**DATA FOR THIS TASK**
****************
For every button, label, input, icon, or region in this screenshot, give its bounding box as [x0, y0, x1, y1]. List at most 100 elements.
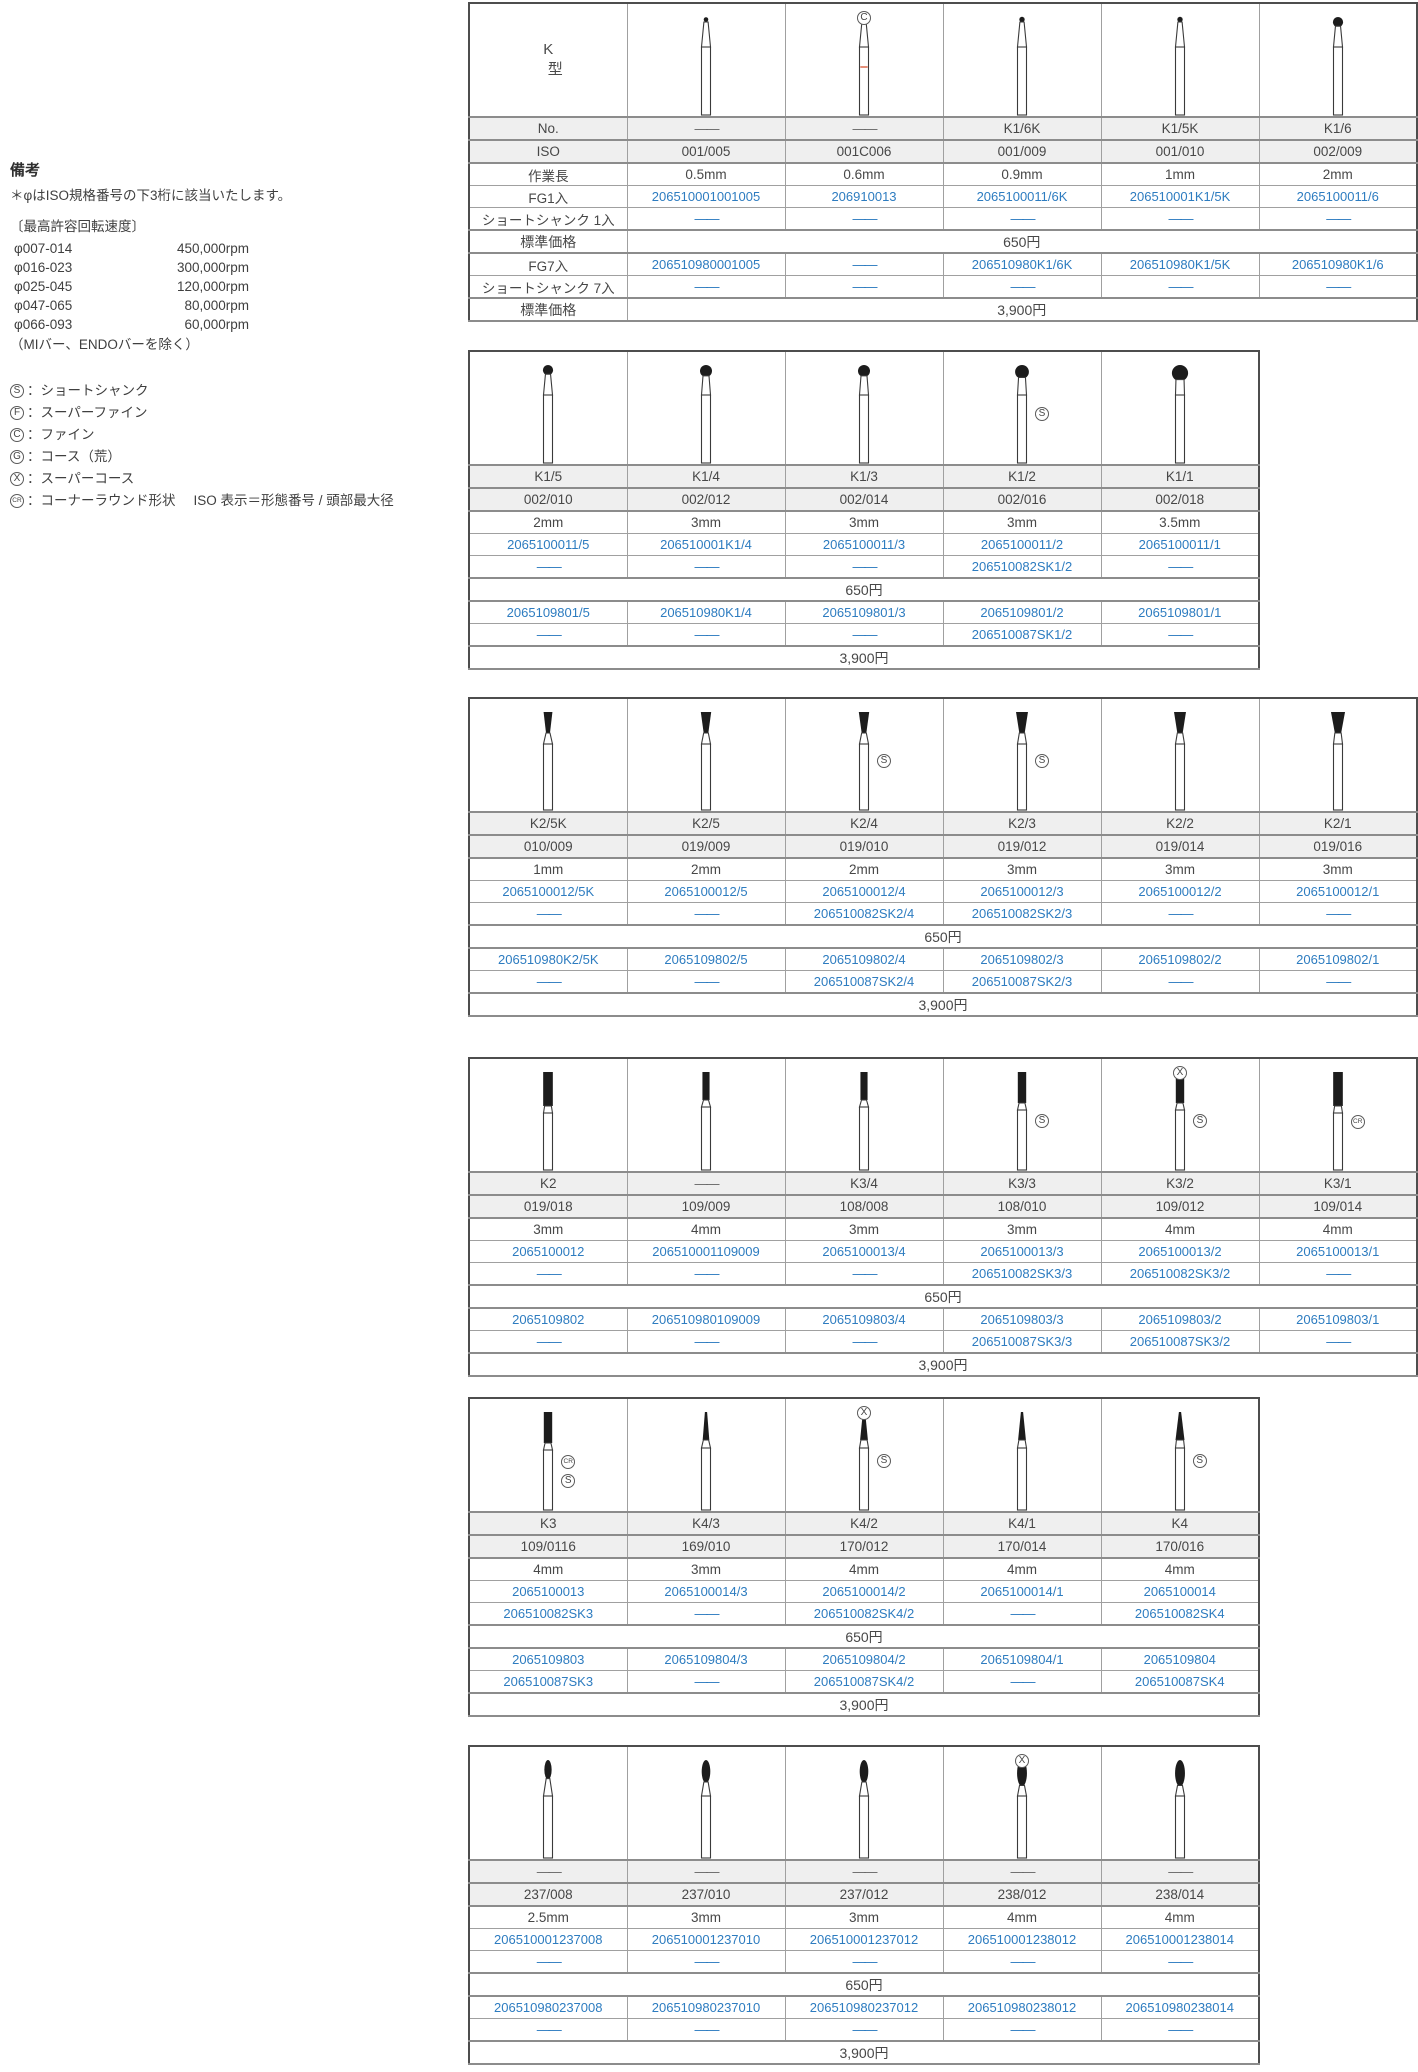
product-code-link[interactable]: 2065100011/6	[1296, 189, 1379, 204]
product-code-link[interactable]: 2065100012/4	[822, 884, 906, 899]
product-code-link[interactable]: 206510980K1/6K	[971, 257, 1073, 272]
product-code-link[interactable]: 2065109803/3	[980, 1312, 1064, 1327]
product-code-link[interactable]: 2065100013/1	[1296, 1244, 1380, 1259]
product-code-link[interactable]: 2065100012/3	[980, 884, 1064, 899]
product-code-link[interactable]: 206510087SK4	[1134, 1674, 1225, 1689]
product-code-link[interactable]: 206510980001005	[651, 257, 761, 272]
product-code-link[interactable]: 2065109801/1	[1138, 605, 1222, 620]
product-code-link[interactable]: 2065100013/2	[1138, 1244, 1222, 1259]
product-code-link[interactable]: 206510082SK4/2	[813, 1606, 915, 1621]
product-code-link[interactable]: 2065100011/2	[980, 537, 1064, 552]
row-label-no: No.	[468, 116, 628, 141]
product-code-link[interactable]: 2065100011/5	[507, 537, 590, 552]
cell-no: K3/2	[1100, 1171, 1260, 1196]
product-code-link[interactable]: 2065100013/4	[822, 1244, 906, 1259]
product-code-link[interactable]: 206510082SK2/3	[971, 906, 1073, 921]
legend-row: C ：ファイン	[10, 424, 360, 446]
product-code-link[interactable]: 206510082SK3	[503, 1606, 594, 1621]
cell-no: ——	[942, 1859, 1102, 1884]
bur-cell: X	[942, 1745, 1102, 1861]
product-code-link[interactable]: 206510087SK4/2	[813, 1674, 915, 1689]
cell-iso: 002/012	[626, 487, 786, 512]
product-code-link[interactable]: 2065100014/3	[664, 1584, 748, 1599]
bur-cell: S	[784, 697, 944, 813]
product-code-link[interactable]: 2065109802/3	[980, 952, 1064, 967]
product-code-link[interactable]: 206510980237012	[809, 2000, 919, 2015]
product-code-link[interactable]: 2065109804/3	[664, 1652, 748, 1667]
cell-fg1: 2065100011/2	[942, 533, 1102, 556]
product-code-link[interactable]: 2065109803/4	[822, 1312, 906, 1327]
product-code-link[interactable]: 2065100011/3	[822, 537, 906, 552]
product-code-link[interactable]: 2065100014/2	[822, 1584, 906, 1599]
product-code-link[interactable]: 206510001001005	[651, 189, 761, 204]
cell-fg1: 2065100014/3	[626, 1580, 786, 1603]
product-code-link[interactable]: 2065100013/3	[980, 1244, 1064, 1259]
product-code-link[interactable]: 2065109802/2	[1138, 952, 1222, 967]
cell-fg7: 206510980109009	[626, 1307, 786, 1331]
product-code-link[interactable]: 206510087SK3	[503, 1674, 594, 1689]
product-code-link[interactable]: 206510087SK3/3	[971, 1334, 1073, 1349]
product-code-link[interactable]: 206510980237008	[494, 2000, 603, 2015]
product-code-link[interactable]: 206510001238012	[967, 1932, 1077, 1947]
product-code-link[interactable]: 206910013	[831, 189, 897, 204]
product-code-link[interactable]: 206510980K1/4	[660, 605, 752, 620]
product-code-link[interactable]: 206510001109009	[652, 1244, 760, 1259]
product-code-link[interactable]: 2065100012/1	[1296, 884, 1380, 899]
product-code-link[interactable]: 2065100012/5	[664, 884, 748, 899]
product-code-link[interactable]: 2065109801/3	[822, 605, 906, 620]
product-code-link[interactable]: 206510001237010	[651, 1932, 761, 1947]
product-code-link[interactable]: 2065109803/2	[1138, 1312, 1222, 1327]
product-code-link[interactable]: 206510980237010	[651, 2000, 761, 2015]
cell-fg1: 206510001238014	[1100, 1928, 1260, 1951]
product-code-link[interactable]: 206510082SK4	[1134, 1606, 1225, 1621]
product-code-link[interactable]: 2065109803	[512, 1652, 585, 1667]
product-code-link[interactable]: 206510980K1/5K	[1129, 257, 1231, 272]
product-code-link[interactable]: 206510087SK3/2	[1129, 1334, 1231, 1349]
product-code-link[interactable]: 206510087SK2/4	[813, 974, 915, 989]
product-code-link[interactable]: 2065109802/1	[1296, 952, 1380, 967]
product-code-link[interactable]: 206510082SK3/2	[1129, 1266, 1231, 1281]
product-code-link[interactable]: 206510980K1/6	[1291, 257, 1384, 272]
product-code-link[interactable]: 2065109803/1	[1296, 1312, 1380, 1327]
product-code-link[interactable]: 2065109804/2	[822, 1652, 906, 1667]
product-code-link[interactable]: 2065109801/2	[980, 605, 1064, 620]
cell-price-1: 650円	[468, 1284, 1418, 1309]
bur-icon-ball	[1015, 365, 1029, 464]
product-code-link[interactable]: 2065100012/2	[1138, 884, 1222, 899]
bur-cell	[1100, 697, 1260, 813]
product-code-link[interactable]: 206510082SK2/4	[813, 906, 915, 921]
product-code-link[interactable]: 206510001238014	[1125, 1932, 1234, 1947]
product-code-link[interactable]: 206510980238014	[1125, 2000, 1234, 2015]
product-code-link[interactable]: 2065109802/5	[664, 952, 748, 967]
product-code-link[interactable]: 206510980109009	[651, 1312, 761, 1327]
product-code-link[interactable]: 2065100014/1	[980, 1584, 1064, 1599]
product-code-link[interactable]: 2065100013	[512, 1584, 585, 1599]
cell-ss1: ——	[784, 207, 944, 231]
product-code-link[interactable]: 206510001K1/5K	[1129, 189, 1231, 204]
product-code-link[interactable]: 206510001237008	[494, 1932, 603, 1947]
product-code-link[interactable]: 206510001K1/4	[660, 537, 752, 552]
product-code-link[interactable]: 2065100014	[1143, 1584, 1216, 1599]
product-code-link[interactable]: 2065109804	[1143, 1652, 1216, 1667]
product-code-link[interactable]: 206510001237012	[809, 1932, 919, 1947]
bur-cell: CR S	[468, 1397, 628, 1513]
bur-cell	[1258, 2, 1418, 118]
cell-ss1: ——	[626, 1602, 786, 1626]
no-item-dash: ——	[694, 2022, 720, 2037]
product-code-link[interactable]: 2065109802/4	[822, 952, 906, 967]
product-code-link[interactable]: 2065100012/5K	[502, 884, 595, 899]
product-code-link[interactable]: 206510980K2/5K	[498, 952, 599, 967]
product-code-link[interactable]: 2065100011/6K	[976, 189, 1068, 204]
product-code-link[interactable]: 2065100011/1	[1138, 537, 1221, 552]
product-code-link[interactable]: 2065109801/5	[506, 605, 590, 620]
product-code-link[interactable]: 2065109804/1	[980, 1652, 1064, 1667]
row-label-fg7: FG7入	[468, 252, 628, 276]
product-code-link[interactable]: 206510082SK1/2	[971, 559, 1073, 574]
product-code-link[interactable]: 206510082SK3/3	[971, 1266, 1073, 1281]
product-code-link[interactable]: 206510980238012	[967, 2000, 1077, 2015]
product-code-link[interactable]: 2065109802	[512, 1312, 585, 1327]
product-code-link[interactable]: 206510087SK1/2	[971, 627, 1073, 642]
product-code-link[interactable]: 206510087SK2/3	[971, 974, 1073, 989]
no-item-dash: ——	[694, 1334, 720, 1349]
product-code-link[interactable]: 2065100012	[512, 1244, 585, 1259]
****************
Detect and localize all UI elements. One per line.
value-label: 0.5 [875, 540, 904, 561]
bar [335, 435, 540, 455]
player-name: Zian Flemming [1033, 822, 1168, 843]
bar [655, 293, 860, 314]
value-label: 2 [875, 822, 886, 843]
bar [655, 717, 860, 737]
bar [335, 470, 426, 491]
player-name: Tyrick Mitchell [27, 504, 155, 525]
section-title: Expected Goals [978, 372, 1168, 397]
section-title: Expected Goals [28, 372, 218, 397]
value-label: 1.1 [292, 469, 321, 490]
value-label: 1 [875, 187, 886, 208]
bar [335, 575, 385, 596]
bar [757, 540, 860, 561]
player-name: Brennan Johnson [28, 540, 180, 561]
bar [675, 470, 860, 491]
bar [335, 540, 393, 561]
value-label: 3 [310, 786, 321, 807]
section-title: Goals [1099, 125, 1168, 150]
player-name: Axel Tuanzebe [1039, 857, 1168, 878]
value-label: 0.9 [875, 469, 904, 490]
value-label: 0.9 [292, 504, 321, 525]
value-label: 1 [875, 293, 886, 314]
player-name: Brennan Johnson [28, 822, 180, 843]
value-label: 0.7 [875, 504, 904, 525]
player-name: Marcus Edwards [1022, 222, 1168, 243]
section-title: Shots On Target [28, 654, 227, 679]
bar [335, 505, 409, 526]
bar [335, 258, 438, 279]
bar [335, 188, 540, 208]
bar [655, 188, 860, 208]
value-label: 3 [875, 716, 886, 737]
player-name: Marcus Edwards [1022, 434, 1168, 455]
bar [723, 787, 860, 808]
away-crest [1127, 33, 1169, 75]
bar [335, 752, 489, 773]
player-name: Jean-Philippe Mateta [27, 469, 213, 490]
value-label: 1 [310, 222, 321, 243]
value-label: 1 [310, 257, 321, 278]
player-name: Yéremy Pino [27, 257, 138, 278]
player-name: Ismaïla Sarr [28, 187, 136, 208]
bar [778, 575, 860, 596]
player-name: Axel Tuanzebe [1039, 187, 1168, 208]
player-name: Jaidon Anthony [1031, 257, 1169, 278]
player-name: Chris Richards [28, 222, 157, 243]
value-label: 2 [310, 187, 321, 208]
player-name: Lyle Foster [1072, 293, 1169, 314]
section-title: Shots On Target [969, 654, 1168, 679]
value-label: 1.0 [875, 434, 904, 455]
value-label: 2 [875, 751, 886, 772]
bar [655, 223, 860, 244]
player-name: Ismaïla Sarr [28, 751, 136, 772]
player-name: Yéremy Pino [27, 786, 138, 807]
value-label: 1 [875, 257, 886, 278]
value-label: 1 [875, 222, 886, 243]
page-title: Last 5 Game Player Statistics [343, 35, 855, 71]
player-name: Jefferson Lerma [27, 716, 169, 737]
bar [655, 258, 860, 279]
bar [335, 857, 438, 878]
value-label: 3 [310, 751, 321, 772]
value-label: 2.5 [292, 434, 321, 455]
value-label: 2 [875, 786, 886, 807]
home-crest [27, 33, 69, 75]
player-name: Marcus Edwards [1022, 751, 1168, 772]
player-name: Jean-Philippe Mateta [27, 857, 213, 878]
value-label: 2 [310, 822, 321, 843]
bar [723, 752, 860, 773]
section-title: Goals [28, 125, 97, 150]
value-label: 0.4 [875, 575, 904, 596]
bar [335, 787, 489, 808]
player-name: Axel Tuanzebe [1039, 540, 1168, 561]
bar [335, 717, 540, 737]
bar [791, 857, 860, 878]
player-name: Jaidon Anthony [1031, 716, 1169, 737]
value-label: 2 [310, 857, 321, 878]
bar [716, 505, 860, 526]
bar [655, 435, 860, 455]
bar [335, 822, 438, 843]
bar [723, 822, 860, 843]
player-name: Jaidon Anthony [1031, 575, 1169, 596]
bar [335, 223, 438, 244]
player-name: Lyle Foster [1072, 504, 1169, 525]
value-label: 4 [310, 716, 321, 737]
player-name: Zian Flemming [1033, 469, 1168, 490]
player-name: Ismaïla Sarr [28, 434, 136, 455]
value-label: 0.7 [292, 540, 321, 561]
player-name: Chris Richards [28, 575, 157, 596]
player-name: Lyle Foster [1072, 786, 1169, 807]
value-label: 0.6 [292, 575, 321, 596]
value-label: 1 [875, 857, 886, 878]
****************
**WHAT NEEDS TO BE DONE**
Reproduce the lines above word for word, starting at the one containing "Detect and localize" and ending at the one containing "section-title: Expected Goals [28, 372, 218, 397]".

**RESULT FOR THIS EXERCISE**
Detect and localize all UI elements. One per line.
value-label: 0.5 [875, 540, 904, 561]
bar [335, 435, 540, 455]
player-name: Zian Flemming [1033, 822, 1168, 843]
bar [655, 293, 860, 314]
value-label: 2 [875, 822, 886, 843]
bar [655, 717, 860, 737]
bar [335, 470, 426, 491]
player-name: Tyrick Mitchell [27, 504, 155, 525]
section-title: Expected Goals [978, 372, 1168, 397]
section-title: Expected Goals [28, 372, 218, 397]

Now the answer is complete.